## Records to use
+--

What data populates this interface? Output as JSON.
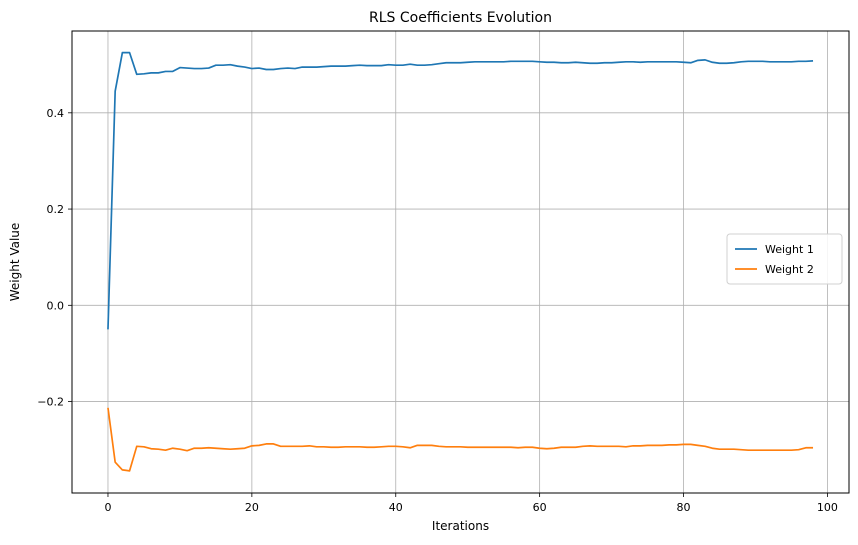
{
  "chart_data": {
    "type": "line",
    "title": "RLS Coefficients Evolution",
    "xlabel": "Iterations",
    "ylabel": "Weight Value",
    "xlim": [
      -5,
      103
    ],
    "ylim": [
      -0.39,
      0.57
    ],
    "xticks": [
      0,
      20,
      40,
      60,
      80,
      100
    ],
    "yticks": [
      -0.2,
      0.0,
      0.2,
      0.4
    ],
    "xtick_labels": [
      "0",
      "20",
      "40",
      "60",
      "80",
      "100"
    ],
    "ytick_labels": [
      "−0.2",
      "0.0",
      "0.2",
      "0.4"
    ],
    "grid": true,
    "legend_position": "center-right",
    "x": [
      0,
      1,
      2,
      3,
      4,
      5,
      6,
      7,
      8,
      9,
      10,
      11,
      12,
      13,
      14,
      15,
      16,
      17,
      18,
      19,
      20,
      21,
      22,
      23,
      24,
      25,
      26,
      27,
      28,
      29,
      30,
      31,
      32,
      33,
      34,
      35,
      36,
      37,
      38,
      39,
      40,
      41,
      42,
      43,
      44,
      45,
      46,
      47,
      48,
      49,
      50,
      51,
      52,
      53,
      54,
      55,
      56,
      57,
      58,
      59,
      60,
      61,
      62,
      63,
      64,
      65,
      66,
      67,
      68,
      69,
      70,
      71,
      72,
      73,
      74,
      75,
      76,
      77,
      78,
      79,
      80,
      81,
      82,
      83,
      84,
      85,
      86,
      87,
      88,
      89,
      90,
      91,
      92,
      93,
      94,
      95,
      96,
      97,
      98
    ],
    "series": [
      {
        "name": "Weight 1",
        "color": "#1f77b4",
        "values": [
          -0.05,
          0.445,
          0.525,
          0.525,
          0.48,
          0.481,
          0.483,
          0.483,
          0.486,
          0.486,
          0.494,
          0.493,
          0.492,
          0.492,
          0.493,
          0.499,
          0.499,
          0.5,
          0.497,
          0.495,
          0.492,
          0.493,
          0.49,
          0.49,
          0.492,
          0.493,
          0.492,
          0.495,
          0.495,
          0.495,
          0.496,
          0.497,
          0.497,
          0.497,
          0.498,
          0.499,
          0.498,
          0.498,
          0.498,
          0.5,
          0.499,
          0.499,
          0.501,
          0.499,
          0.499,
          0.5,
          0.502,
          0.504,
          0.504,
          0.504,
          0.505,
          0.506,
          0.506,
          0.506,
          0.506,
          0.506,
          0.507,
          0.507,
          0.507,
          0.507,
          0.506,
          0.505,
          0.505,
          0.504,
          0.504,
          0.505,
          0.504,
          0.503,
          0.503,
          0.504,
          0.504,
          0.505,
          0.506,
          0.506,
          0.505,
          0.506,
          0.506,
          0.506,
          0.506,
          0.506,
          0.505,
          0.504,
          0.509,
          0.51,
          0.505,
          0.503,
          0.503,
          0.504,
          0.506,
          0.507,
          0.507,
          0.507,
          0.506,
          0.506,
          0.506,
          0.506,
          0.507,
          0.507,
          0.508
        ]
      },
      {
        "name": "Weight 2",
        "color": "#ff7f0e",
        "values": [
          -0.213,
          -0.326,
          -0.342,
          -0.344,
          -0.293,
          -0.294,
          -0.298,
          -0.299,
          -0.301,
          -0.297,
          -0.299,
          -0.302,
          -0.297,
          -0.297,
          -0.296,
          -0.297,
          -0.298,
          -0.299,
          -0.298,
          -0.297,
          -0.292,
          -0.291,
          -0.288,
          -0.288,
          -0.293,
          -0.293,
          -0.293,
          -0.293,
          -0.292,
          -0.294,
          -0.294,
          -0.295,
          -0.295,
          -0.294,
          -0.294,
          -0.294,
          -0.295,
          -0.295,
          -0.294,
          -0.293,
          -0.293,
          -0.294,
          -0.296,
          -0.291,
          -0.291,
          -0.291,
          -0.293,
          -0.294,
          -0.294,
          -0.294,
          -0.295,
          -0.295,
          -0.295,
          -0.295,
          -0.295,
          -0.295,
          -0.295,
          -0.296,
          -0.295,
          -0.295,
          -0.297,
          -0.298,
          -0.297,
          -0.295,
          -0.295,
          -0.295,
          -0.293,
          -0.292,
          -0.293,
          -0.293,
          -0.293,
          -0.293,
          -0.294,
          -0.292,
          -0.292,
          -0.291,
          -0.291,
          -0.291,
          -0.29,
          -0.29,
          -0.289,
          -0.289,
          -0.291,
          -0.293,
          -0.297,
          -0.299,
          -0.299,
          -0.299,
          -0.3,
          -0.301,
          -0.301,
          -0.301,
          -0.301,
          -0.301,
          -0.301,
          -0.301,
          -0.3,
          -0.296,
          -0.296
        ]
      }
    ]
  }
}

+--

## Exercise brief
All of the data above should be transcribed verbatim, with pictures omitted.

## Correct response
What data populates this interface? Output as JSON.
{
  "chart_data": {
    "type": "line",
    "title": "RLS Coefficients Evolution",
    "xlabel": "Iterations",
    "ylabel": "Weight Value",
    "xlim": [
      -5,
      103
    ],
    "ylim": [
      -0.39,
      0.57
    ],
    "xticks": [
      0,
      20,
      40,
      60,
      80,
      100
    ],
    "yticks": [
      -0.2,
      0.0,
      0.2,
      0.4
    ],
    "xtick_labels": [
      "0",
      "20",
      "40",
      "60",
      "80",
      "100"
    ],
    "ytick_labels": [
      "−0.2",
      "0.0",
      "0.2",
      "0.4"
    ],
    "grid": true,
    "legend_position": "center-right",
    "x": [
      0,
      1,
      2,
      3,
      4,
      5,
      6,
      7,
      8,
      9,
      10,
      11,
      12,
      13,
      14,
      15,
      16,
      17,
      18,
      19,
      20,
      21,
      22,
      23,
      24,
      25,
      26,
      27,
      28,
      29,
      30,
      31,
      32,
      33,
      34,
      35,
      36,
      37,
      38,
      39,
      40,
      41,
      42,
      43,
      44,
      45,
      46,
      47,
      48,
      49,
      50,
      51,
      52,
      53,
      54,
      55,
      56,
      57,
      58,
      59,
      60,
      61,
      62,
      63,
      64,
      65,
      66,
      67,
      68,
      69,
      70,
      71,
      72,
      73,
      74,
      75,
      76,
      77,
      78,
      79,
      80,
      81,
      82,
      83,
      84,
      85,
      86,
      87,
      88,
      89,
      90,
      91,
      92,
      93,
      94,
      95,
      96,
      97,
      98
    ],
    "series": [
      {
        "name": "Weight 1",
        "color": "#1f77b4",
        "values": [
          -0.05,
          0.445,
          0.525,
          0.525,
          0.48,
          0.481,
          0.483,
          0.483,
          0.486,
          0.486,
          0.494,
          0.493,
          0.492,
          0.492,
          0.493,
          0.499,
          0.499,
          0.5,
          0.497,
          0.495,
          0.492,
          0.493,
          0.49,
          0.49,
          0.492,
          0.493,
          0.492,
          0.495,
          0.495,
          0.495,
          0.496,
          0.497,
          0.497,
          0.497,
          0.498,
          0.499,
          0.498,
          0.498,
          0.498,
          0.5,
          0.499,
          0.499,
          0.501,
          0.499,
          0.499,
          0.5,
          0.502,
          0.504,
          0.504,
          0.504,
          0.505,
          0.506,
          0.506,
          0.506,
          0.506,
          0.506,
          0.507,
          0.507,
          0.507,
          0.507,
          0.506,
          0.505,
          0.505,
          0.504,
          0.504,
          0.505,
          0.504,
          0.503,
          0.503,
          0.504,
          0.504,
          0.505,
          0.506,
          0.506,
          0.505,
          0.506,
          0.506,
          0.506,
          0.506,
          0.506,
          0.505,
          0.504,
          0.509,
          0.51,
          0.505,
          0.503,
          0.503,
          0.504,
          0.506,
          0.507,
          0.507,
          0.507,
          0.506,
          0.506,
          0.506,
          0.506,
          0.507,
          0.507,
          0.508
        ]
      },
      {
        "name": "Weight 2",
        "color": "#ff7f0e",
        "values": [
          -0.213,
          -0.326,
          -0.342,
          -0.344,
          -0.293,
          -0.294,
          -0.298,
          -0.299,
          -0.301,
          -0.297,
          -0.299,
          -0.302,
          -0.297,
          -0.297,
          -0.296,
          -0.297,
          -0.298,
          -0.299,
          -0.298,
          -0.297,
          -0.292,
          -0.291,
          -0.288,
          -0.288,
          -0.293,
          -0.293,
          -0.293,
          -0.293,
          -0.292,
          -0.294,
          -0.294,
          -0.295,
          -0.295,
          -0.294,
          -0.294,
          -0.294,
          -0.295,
          -0.295,
          -0.294,
          -0.293,
          -0.293,
          -0.294,
          -0.296,
          -0.291,
          -0.291,
          -0.291,
          -0.293,
          -0.294,
          -0.294,
          -0.294,
          -0.295,
          -0.295,
          -0.295,
          -0.295,
          -0.295,
          -0.295,
          -0.295,
          -0.296,
          -0.295,
          -0.295,
          -0.297,
          -0.298,
          -0.297,
          -0.295,
          -0.295,
          -0.295,
          -0.293,
          -0.292,
          -0.293,
          -0.293,
          -0.293,
          -0.293,
          -0.294,
          -0.292,
          -0.292,
          -0.291,
          -0.291,
          -0.291,
          -0.29,
          -0.29,
          -0.289,
          -0.289,
          -0.291,
          -0.293,
          -0.297,
          -0.299,
          -0.299,
          -0.299,
          -0.3,
          -0.301,
          -0.301,
          -0.301,
          -0.301,
          -0.301,
          -0.301,
          -0.301,
          -0.3,
          -0.296,
          -0.296
        ]
      }
    ]
  }
}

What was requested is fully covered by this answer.